- _Data excerpts_:
************
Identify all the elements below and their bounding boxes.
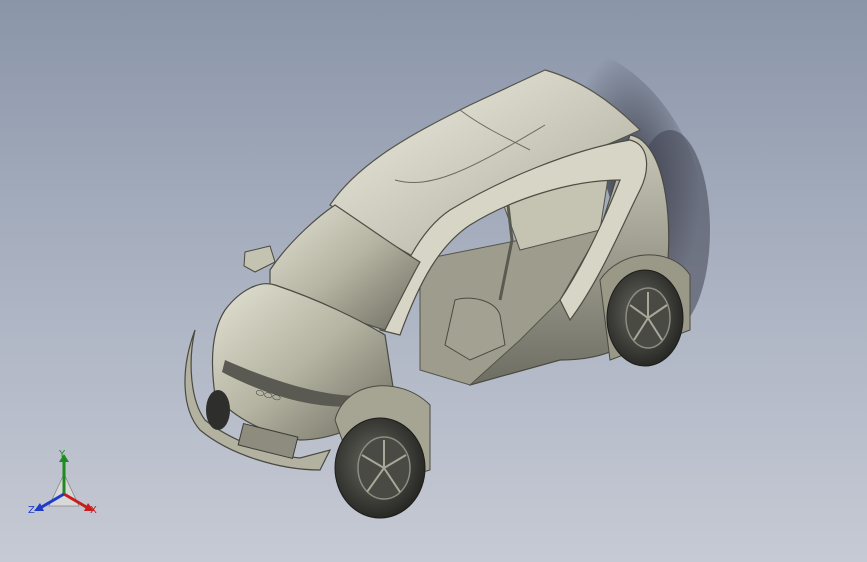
coordinate-triad[interactable]: Y X Z bbox=[24, 448, 104, 524]
graphics-viewport[interactable]: ⬭⬭⬭ Y X Z bbox=[0, 0, 867, 562]
axis-z-label: Z bbox=[28, 505, 35, 516]
far-front-tire bbox=[206, 390, 230, 430]
axis-y-label: Y bbox=[59, 449, 66, 460]
side-mirror bbox=[243, 245, 276, 273]
car-model[interactable]: ⬭⬭⬭ bbox=[0, 0, 867, 562]
axis-x-label: X bbox=[90, 505, 97, 516]
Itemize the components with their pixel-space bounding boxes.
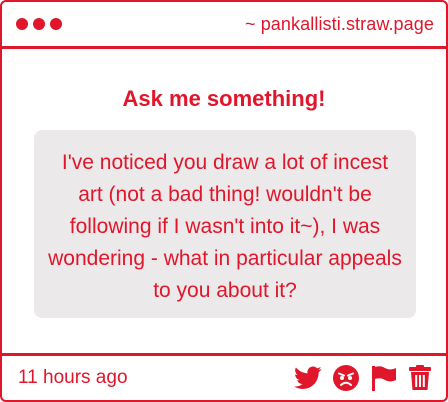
question-text: I've noticed you draw a lot of incest ar… [48, 151, 402, 302]
window-titlebar: ~ pankallisti.straw.page [2, 2, 446, 49]
timestamp: 11 hours ago [18, 367, 128, 388]
flag-icon[interactable] [370, 365, 398, 391]
angry-face-icon[interactable] [332, 364, 360, 392]
card-footer: 11 hours ago [2, 353, 446, 400]
window-dot-maximize[interactable] [50, 18, 62, 30]
twitter-icon[interactable] [294, 366, 322, 390]
page-title: Ask me something! [122, 86, 326, 111]
question-card: ~ pankallisti.straw.page Ask me somethin… [0, 0, 448, 402]
trash-icon[interactable] [408, 365, 432, 391]
action-bar [294, 364, 432, 392]
window-dot-close[interactable] [16, 18, 28, 30]
window-dot-minimize[interactable] [33, 18, 45, 30]
address-text: ~ pankallisti.straw.page [244, 13, 434, 34]
question-bubble: I've noticed you draw a lot of incest ar… [34, 130, 416, 318]
window-dots [16, 18, 62, 30]
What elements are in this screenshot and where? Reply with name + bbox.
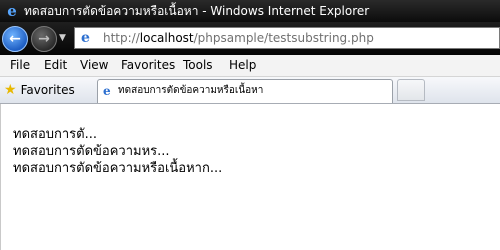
forward-button[interactable]: →: [31, 26, 57, 52]
text-line: ทดสอบการตัดข้อความหร...: [13, 144, 170, 159]
menu-view[interactable]: View: [78, 55, 110, 76]
url-path: /phpsample/testsubstring.php: [193, 31, 374, 45]
favorites-label: Favorites: [20, 83, 75, 97]
menu-edit[interactable]: Edit: [42, 55, 69, 76]
title-bar: e ทดสอบการตัดข้อความหรือเนื้อหา - Window…: [0, 0, 500, 22]
navigation-bar: ← → ▼ e http://localhost/phpsample/tests…: [0, 22, 500, 55]
url-host: localhost: [139, 31, 194, 45]
back-arrow-icon: ←: [9, 31, 21, 47]
chevron-down-icon: ▼: [59, 33, 66, 43]
new-tab-button[interactable]: [397, 79, 425, 101]
ie-page-icon: e: [81, 30, 90, 46]
menu-favorites[interactable]: Favorites: [119, 55, 177, 76]
favorites-bar: ★ Favorites e ทดสอบการตัดข้อความหรือเนื้อ…: [0, 77, 500, 104]
page-content: ทดสอบการตั... ทดสอบการตัดข้อความหร... ทด…: [0, 104, 500, 250]
tab-title: ทดสอบการตัดข้อความหรือเนื้อหา: [118, 85, 264, 96]
back-button[interactable]: ←: [2, 26, 28, 52]
tab-page-icon: e: [103, 84, 111, 98]
url-text[interactable]: http://localhost/phpsample/testsubstring…: [103, 28, 374, 48]
menu-tools[interactable]: Tools: [181, 55, 215, 76]
menu-bar: File Edit View Favorites Tools Help: [0, 55, 500, 77]
window-title: ทดสอบการตัดข้อความหรือเนื้อหา - Windows …: [24, 4, 370, 18]
recent-pages-dropdown[interactable]: ▼: [59, 33, 66, 43]
text-lines: ทดสอบการตั... ทดสอบการตัดข้อความหร... ทด…: [13, 126, 222, 177]
menu-file[interactable]: File: [8, 55, 32, 76]
star-icon: ★: [4, 82, 17, 98]
favorites-button[interactable]: ★ Favorites: [4, 80, 75, 100]
ie-logo-icon: e: [7, 2, 17, 20]
address-bar[interactable]: e http://localhost/phpsample/testsubstri…: [74, 27, 500, 49]
forward-arrow-icon: →: [38, 31, 50, 47]
text-line: ทดสอบการตั...: [13, 127, 97, 142]
text-line: ทดสอบการตัดข้อความหรือเนื้อหาก...: [13, 161, 223, 176]
tab-current[interactable]: e ทดสอบการตัดข้อความหรือเนื้อหา: [97, 79, 393, 103]
url-prefix: http://: [103, 31, 140, 45]
menu-help[interactable]: Help: [227, 55, 258, 76]
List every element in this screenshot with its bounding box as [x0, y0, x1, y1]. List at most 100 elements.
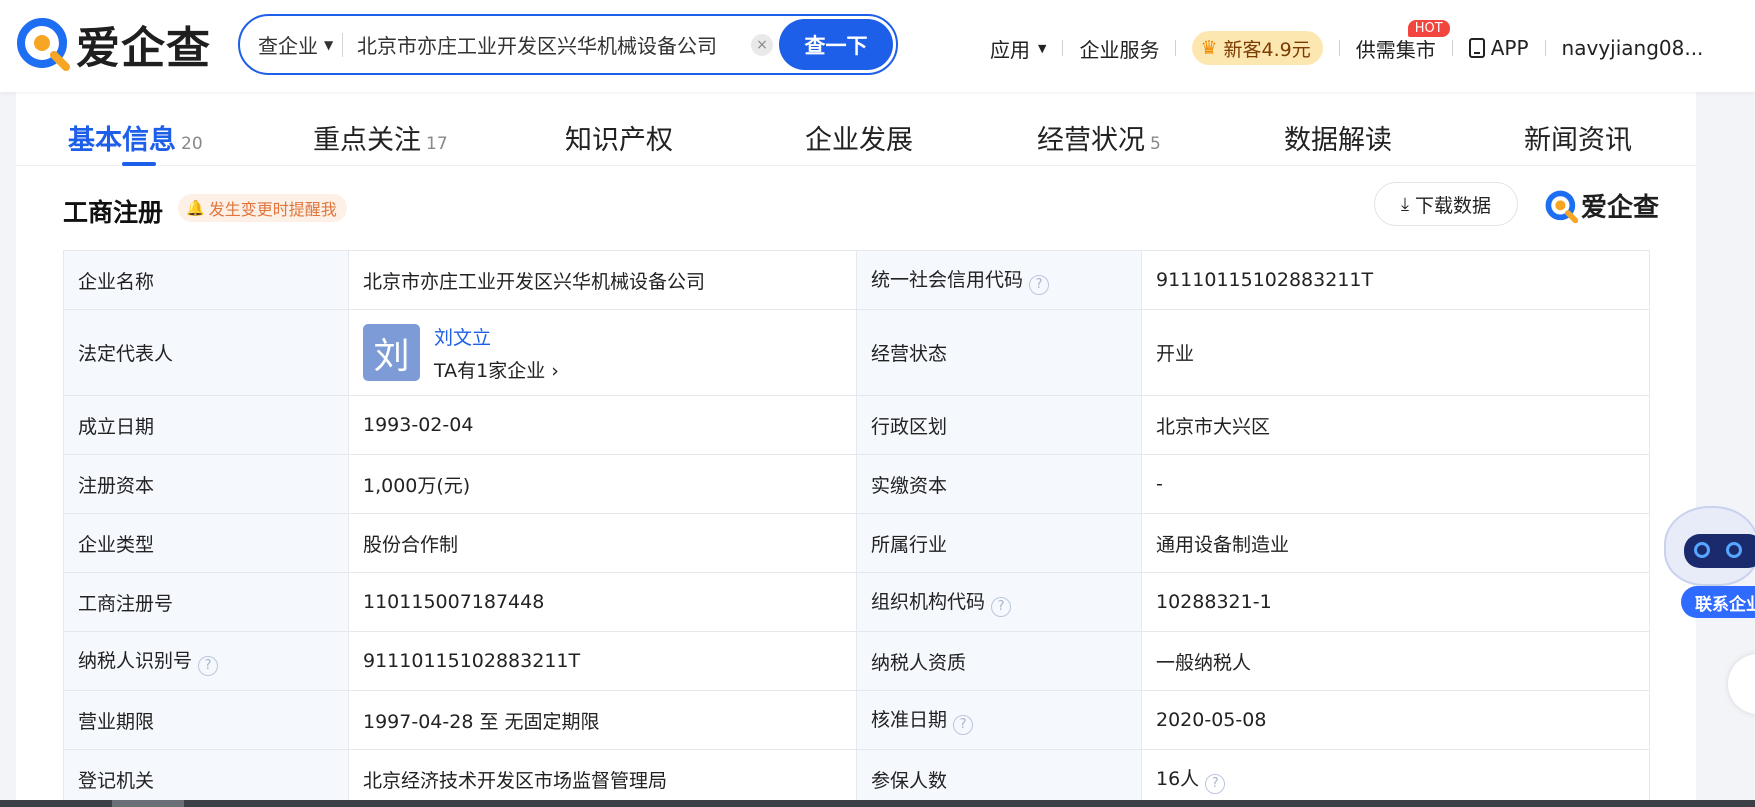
brand-watermark: 爱企查 [1544, 187, 1659, 224]
industry-value: 通用设备制造业 [1141, 513, 1650, 573]
field-label: 经营状态 [856, 309, 1142, 396]
help-icon[interactable]: ? [953, 714, 974, 735]
table-row: 成立日期 1993-02-04 行政区划 北京市大兴区 [63, 395, 1650, 455]
field-label: 登记机关 [63, 749, 349, 807]
field-label: 核准日期? [856, 690, 1142, 750]
tab-label: 知识产权 [565, 125, 673, 156]
search-divider [342, 32, 343, 57]
field-label: 组织机构代码? [856, 572, 1142, 632]
legal-rep-cell: 刘 刘文立 TA有1家企业 › [348, 309, 857, 396]
tab-label: 企业发展 [805, 125, 913, 156]
tab-development[interactable]: 企业发展 [805, 118, 913, 157]
section-title: 工商注册 [63, 198, 164, 227]
brand-text: 爱企查 [1581, 193, 1660, 223]
reg-no-value: 110115007187448 [348, 572, 857, 632]
user-menu[interactable]: navyjiang08... [1562, 36, 1704, 60]
tab-key-focus[interactable]: 重点关注 17 [313, 118, 448, 157]
founded-value: 1993-02-04 [348, 395, 857, 455]
main-card: 基本信息 20 重点关注 17 知识产权 企业发展 经营状况 5 数据解读 新闻资讯 … [16, 92, 1696, 807]
nav-enterprise-service[interactable]: 企业服务 [1079, 34, 1159, 63]
scrollbar-thumb[interactable] [112, 800, 184, 807]
help-icon[interactable]: ? [1205, 773, 1226, 794]
search-type-select[interactable]: 查企业 ▼ [240, 30, 342, 59]
tab-count: 5 [1150, 134, 1161, 154]
field-label: 成立日期 [63, 395, 349, 455]
table-row: 法定代表人 刘 刘文立 TA有1家企业 › 经营状态 开业 [63, 309, 1650, 396]
field-label: 统一社会信用代码? [856, 250, 1142, 310]
taxpayer-quality-value: 一般纳税人 [1141, 631, 1650, 691]
tab-data-insight[interactable]: 数据解读 [1284, 118, 1392, 157]
tab-count: 17 [426, 134, 448, 154]
help-icon[interactable]: ? [198, 655, 219, 676]
credit-code-value: 91110115102883211T [1141, 250, 1650, 310]
tab-news[interactable]: 新闻资讯 [1524, 118, 1632, 157]
tab-label: 经营状况 [1037, 125, 1145, 156]
table-row: 企业类型 股份合作制 所属行业 通用设备制造业 [63, 513, 1650, 573]
help-icon[interactable]: ? [1029, 274, 1050, 295]
hot-badge: HOT [1407, 19, 1450, 37]
promo-label: 新客4.9元 [1223, 38, 1311, 61]
help-icon[interactable]: ? [991, 596, 1012, 617]
legal-rep: 刘 刘文立 TA有1家企业 › [363, 323, 842, 383]
table-row: 纳税人识别号? 91110115102883211T 纳税人资质 一般纳税人 [63, 631, 1650, 691]
taxpayer-id-value: 91110115102883211T [348, 631, 857, 691]
nav-app[interactable]: APP [1468, 36, 1529, 60]
field-label: 行政区划 [856, 395, 1142, 455]
horizontal-scrollbar[interactable] [0, 800, 1755, 807]
approval-value: 2020-05-08 [1141, 690, 1650, 750]
legal-rep-name-link[interactable]: 刘文立 [434, 323, 559, 350]
field-label: 纳税人识别号? [63, 631, 349, 691]
tab-ip[interactable]: 知识产权 [565, 118, 673, 157]
search-input[interactable] [357, 32, 737, 57]
active-tab-indicator [122, 162, 156, 166]
nav-separator [1338, 40, 1340, 56]
field-label: 营业期限 [63, 690, 349, 750]
tab-count: 20 [181, 134, 203, 154]
field-label: 工商注册号 [63, 572, 349, 632]
assistant-widget[interactable]: 联系企业 [1656, 500, 1755, 620]
org-code-label: 组织机构代码 [871, 591, 986, 614]
side-float-button[interactable] [1728, 654, 1755, 714]
change-remind-button[interactable]: 🔔 发生变更时提醒我 [178, 194, 347, 222]
field-label: 纳税人资质 [856, 631, 1142, 691]
company-name-value: 北京市亦庄工业开发区兴华机械设备公司 [348, 250, 857, 310]
site-logo[interactable]: 爱企查 [16, 14, 211, 74]
authority-value: 北京经济技术开发区市场监督管理局 [348, 749, 857, 807]
download-label: 下载数据 [1414, 194, 1491, 217]
field-label: 注册资本 [63, 454, 349, 514]
tab-label: 基本信息 [68, 125, 176, 156]
contact-enterprise-button[interactable]: 联系企业 [1681, 586, 1755, 618]
credit-code-label: 统一社会信用代码 [871, 269, 1024, 292]
field-label: 所属行业 [856, 513, 1142, 573]
chevron-down-icon: ▼ [324, 37, 334, 52]
nav-market[interactable]: 供需集市 HOT [1356, 19, 1450, 63]
nav-separator [1175, 40, 1177, 56]
tab-basic-info[interactable]: 基本信息 20 [68, 118, 203, 166]
nav-apps[interactable]: 应用 ▼ [990, 34, 1046, 63]
insured-cell: 16人? [1141, 749, 1650, 807]
tab-operations[interactable]: 经营状况 5 [1037, 118, 1161, 157]
status-value: 开业 [1141, 309, 1650, 396]
field-label: 企业类型 [63, 513, 349, 573]
insured-value: 16人 [1156, 768, 1200, 791]
field-label: 参保人数 [856, 749, 1142, 807]
legal-rep-companies-link[interactable]: TA有1家企业 › [434, 356, 559, 383]
nav-separator [1451, 40, 1453, 56]
field-label: 法定代表人 [63, 309, 349, 396]
nav-promo-badge[interactable]: ♛ 新客4.9元 [1192, 31, 1323, 65]
tab-bar: 基本信息 20 重点关注 17 知识产权 企业发展 经营状况 5 数据解读 新闻资讯 [16, 92, 1696, 166]
magnifier-logo-icon [1545, 190, 1578, 223]
avatar[interactable]: 刘 [363, 324, 420, 381]
download-data-button[interactable]: ⤓ 下载数据 [1374, 182, 1518, 226]
clear-icon[interactable]: × [751, 33, 773, 56]
paid-capital-value: - [1141, 454, 1650, 514]
search-button[interactable]: 查一下 [779, 19, 893, 70]
table-row: 营业期限 1997-04-28 至 无固定期限 核准日期? 2020-05-08 [63, 690, 1650, 750]
search-type-label: 查企业 [258, 34, 318, 58]
companies-label: TA有1家企业 [434, 359, 546, 382]
nav-apps-label: 应用 [990, 37, 1030, 62]
term-value: 1997-04-28 至 无固定期限 [348, 690, 857, 750]
nav-separator [1544, 40, 1546, 56]
field-label: 实缴资本 [856, 454, 1142, 514]
download-icon: ⤓ [1401, 193, 1409, 215]
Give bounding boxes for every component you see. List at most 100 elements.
************
- _Aim_:
Please pull out the lines from the records above without changing them, starting with the line that contains "coordinate-triad[interactable]: Y X" and going on through the line that contains "car-model[interactable]: ⬭⬭⬭ bbox=[0, 0, 867, 562]", both ends included.

- _Answer in full_:
coordinate-triad[interactable]: Y X Z bbox=[24, 448, 104, 524]
graphics-viewport[interactable]: ⬭⬭⬭ Y X Z bbox=[0, 0, 867, 562]
axis-z-label: Z bbox=[28, 505, 35, 516]
far-front-tire bbox=[206, 390, 230, 430]
axis-y-label: Y bbox=[59, 449, 66, 460]
side-mirror bbox=[243, 245, 276, 273]
car-model[interactable]: ⬭⬭⬭ bbox=[0, 0, 867, 562]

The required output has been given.